■ The problem
Return the number of lines that contain the word "oder", and return nothing else.

· · · ·

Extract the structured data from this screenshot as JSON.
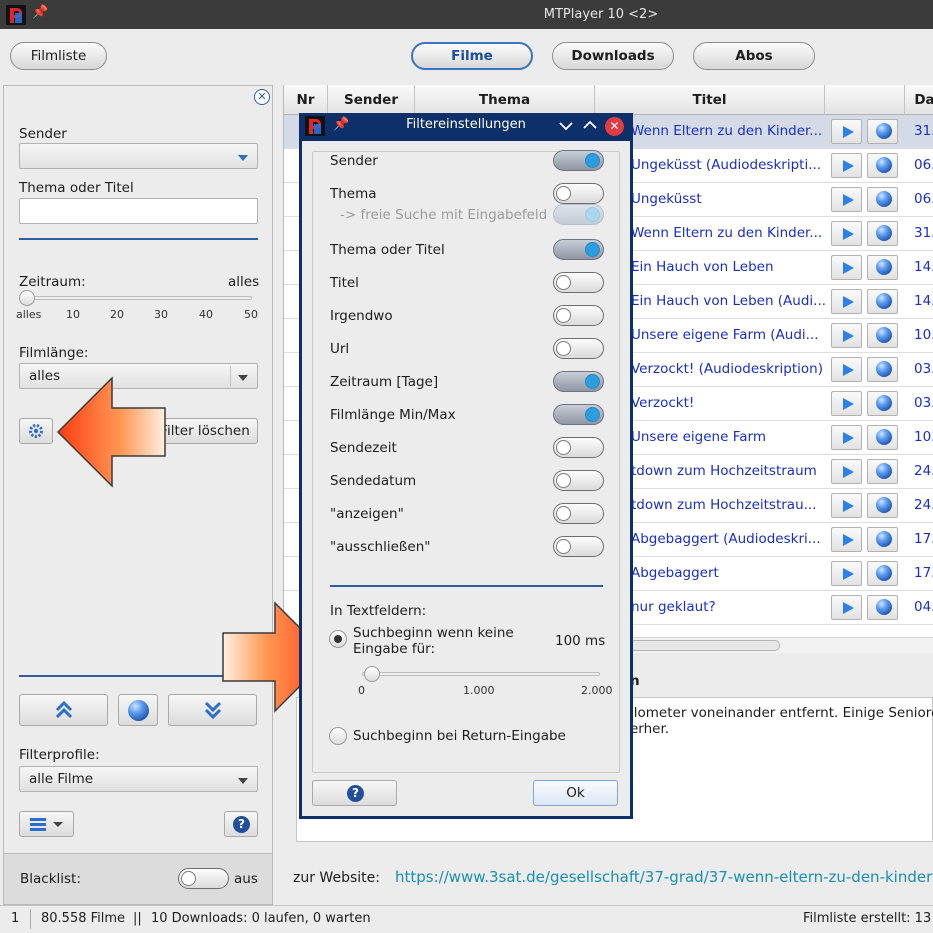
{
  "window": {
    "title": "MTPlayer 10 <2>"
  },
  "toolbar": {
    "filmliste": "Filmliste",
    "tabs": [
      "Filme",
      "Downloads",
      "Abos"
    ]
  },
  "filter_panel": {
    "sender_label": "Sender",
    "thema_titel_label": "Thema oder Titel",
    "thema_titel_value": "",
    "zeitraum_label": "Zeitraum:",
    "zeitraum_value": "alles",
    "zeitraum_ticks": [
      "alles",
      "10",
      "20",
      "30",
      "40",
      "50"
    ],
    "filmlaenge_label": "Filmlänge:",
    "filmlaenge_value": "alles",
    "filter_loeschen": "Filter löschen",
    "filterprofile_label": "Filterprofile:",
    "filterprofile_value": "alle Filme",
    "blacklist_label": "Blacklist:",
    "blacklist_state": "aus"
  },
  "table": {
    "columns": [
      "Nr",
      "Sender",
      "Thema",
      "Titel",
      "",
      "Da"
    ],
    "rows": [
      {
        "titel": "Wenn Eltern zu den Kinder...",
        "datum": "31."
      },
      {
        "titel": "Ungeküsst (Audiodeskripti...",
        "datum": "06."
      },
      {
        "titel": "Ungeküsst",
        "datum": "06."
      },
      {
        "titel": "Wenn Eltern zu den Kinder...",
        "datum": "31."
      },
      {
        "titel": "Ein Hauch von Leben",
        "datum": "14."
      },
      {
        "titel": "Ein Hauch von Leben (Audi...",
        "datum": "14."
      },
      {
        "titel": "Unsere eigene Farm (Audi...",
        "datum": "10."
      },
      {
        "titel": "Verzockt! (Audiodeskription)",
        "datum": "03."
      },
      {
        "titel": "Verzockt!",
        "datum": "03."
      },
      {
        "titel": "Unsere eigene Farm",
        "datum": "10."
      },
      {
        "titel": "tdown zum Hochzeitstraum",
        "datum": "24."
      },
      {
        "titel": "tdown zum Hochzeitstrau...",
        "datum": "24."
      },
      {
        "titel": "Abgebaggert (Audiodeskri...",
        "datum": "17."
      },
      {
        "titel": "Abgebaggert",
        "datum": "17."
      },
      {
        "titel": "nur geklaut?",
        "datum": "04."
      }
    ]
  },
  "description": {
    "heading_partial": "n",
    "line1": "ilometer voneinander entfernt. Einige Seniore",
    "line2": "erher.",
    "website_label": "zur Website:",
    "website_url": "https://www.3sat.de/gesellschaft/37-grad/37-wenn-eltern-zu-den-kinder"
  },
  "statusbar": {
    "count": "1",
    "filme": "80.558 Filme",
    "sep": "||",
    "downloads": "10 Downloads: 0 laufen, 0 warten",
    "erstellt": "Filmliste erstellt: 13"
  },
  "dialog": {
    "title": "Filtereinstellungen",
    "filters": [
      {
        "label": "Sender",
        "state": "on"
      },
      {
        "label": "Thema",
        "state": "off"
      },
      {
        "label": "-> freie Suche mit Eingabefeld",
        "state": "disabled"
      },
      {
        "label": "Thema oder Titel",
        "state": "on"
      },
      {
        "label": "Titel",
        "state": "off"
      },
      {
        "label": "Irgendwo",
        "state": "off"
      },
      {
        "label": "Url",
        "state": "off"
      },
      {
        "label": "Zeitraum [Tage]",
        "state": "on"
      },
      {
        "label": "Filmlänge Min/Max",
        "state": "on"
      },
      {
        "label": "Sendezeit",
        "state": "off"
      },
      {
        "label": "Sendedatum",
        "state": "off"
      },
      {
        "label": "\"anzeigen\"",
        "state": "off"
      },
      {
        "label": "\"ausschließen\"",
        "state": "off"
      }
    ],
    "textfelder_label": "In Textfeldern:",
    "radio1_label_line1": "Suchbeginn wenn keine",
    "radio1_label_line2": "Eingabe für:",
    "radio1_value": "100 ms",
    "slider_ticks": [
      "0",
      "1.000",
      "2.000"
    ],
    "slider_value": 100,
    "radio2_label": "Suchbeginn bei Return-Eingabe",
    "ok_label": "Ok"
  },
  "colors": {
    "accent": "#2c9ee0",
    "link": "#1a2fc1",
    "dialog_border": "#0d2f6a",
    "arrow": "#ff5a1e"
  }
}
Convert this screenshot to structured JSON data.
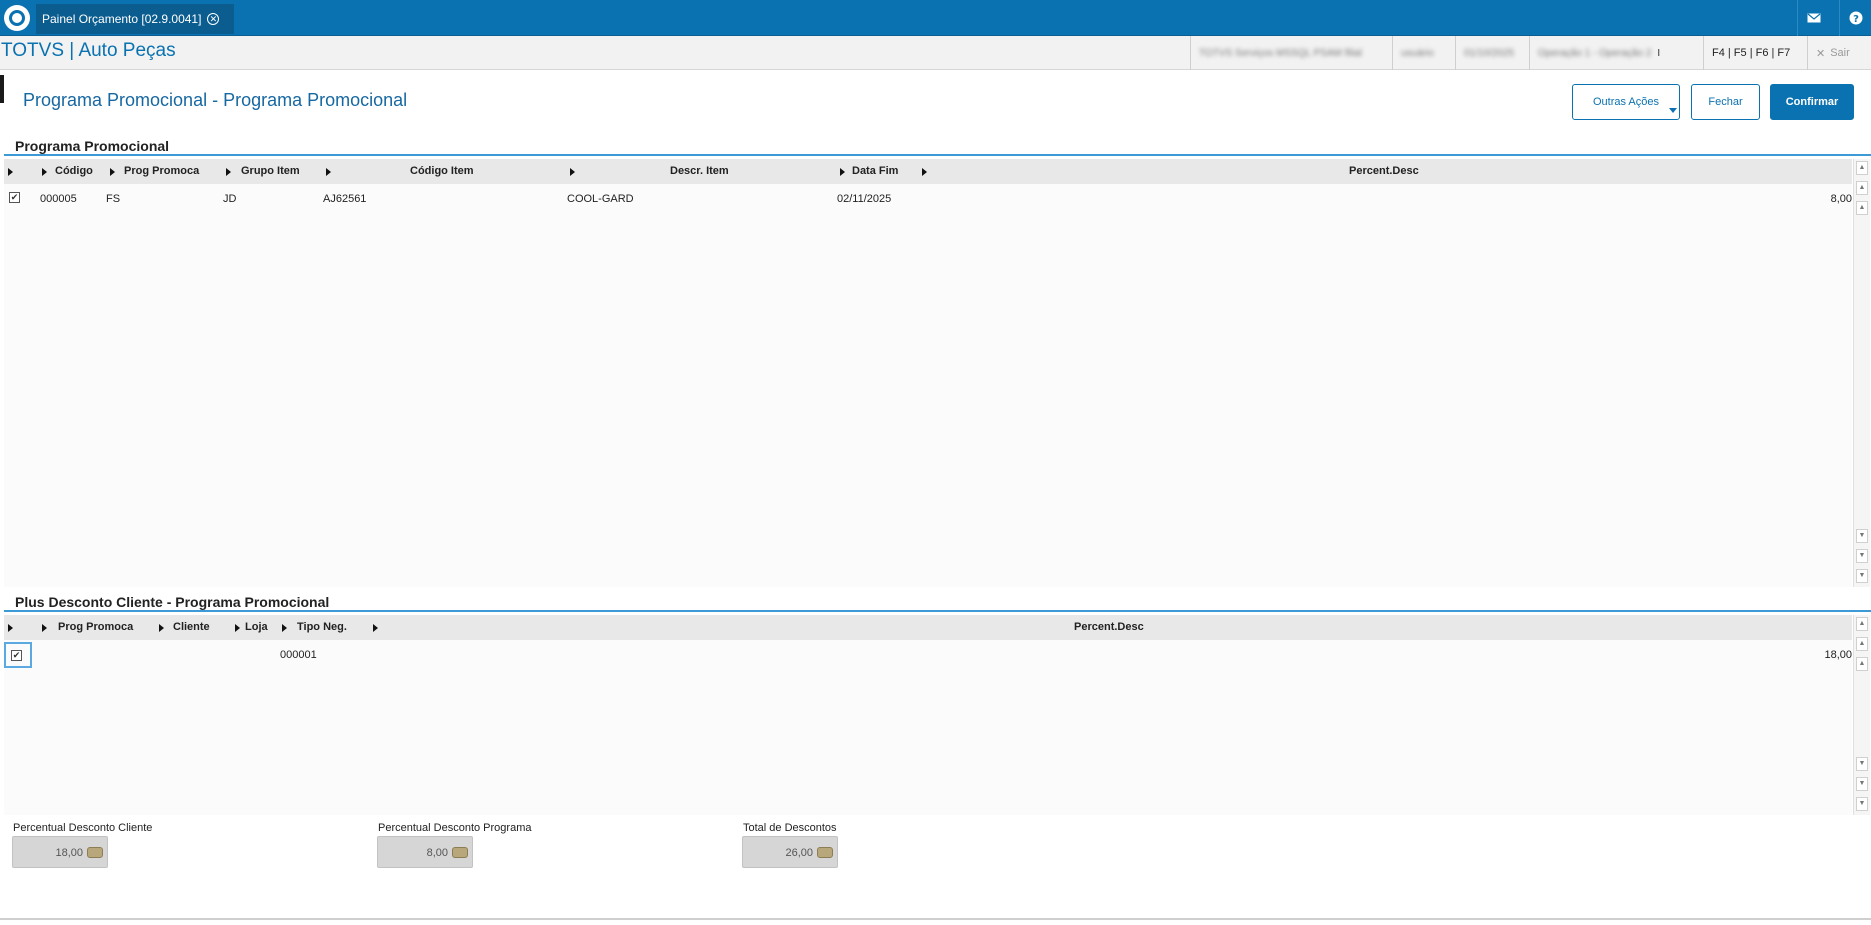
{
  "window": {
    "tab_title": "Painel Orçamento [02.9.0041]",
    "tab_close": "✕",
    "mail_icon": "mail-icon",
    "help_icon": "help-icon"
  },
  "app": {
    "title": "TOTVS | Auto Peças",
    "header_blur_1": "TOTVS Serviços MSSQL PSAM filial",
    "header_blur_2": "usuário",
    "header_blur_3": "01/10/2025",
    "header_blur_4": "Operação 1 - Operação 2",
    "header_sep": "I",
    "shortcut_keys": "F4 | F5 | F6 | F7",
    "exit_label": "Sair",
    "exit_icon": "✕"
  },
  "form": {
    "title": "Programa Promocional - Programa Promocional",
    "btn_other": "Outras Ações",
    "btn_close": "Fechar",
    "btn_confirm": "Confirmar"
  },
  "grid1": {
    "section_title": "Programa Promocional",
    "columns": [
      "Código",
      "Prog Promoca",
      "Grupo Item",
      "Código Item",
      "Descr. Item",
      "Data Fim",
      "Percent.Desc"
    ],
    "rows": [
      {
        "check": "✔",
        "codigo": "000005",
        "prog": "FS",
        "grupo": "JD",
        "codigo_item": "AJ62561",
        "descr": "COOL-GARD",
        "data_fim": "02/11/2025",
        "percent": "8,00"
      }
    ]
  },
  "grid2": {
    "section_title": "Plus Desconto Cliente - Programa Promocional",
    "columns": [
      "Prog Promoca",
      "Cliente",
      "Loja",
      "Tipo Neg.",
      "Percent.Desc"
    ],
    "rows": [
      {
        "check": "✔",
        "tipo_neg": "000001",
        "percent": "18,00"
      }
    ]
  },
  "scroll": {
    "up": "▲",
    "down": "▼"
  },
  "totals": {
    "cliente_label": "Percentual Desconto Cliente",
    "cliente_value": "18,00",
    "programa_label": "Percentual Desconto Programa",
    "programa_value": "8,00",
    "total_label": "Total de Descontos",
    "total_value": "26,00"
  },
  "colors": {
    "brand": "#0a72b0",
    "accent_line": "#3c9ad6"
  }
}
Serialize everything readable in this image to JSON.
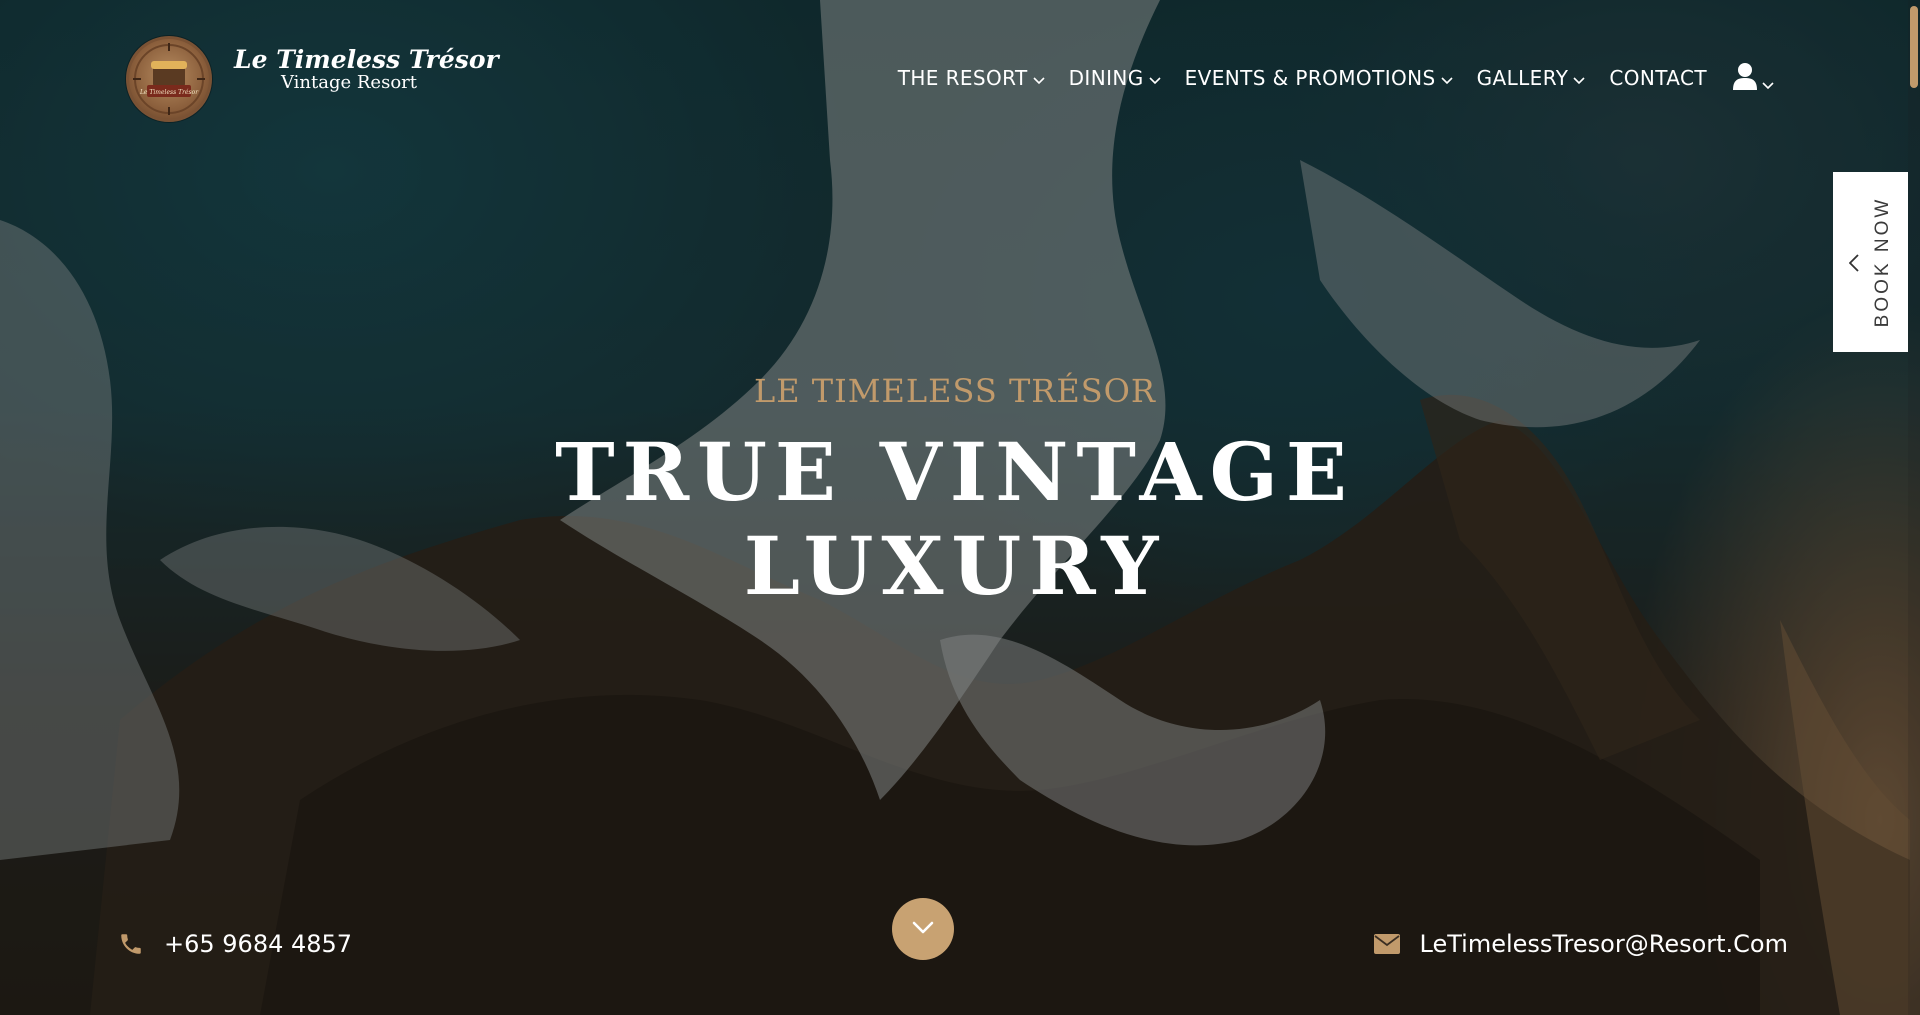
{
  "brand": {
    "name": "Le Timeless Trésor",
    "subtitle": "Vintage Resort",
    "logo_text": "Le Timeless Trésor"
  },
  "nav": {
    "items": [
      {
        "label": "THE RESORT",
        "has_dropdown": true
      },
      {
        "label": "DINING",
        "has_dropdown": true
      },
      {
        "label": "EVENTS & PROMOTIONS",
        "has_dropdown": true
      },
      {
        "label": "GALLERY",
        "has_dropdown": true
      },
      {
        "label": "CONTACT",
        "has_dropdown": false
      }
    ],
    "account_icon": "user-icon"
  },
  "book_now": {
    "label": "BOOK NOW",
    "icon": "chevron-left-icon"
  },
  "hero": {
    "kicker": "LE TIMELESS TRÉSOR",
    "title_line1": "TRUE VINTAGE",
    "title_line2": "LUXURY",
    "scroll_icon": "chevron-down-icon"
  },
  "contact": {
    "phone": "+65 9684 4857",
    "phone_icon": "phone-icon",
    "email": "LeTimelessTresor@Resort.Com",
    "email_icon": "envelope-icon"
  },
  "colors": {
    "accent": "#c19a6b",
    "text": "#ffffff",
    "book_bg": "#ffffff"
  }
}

· · · ·

■ Answer for the task
2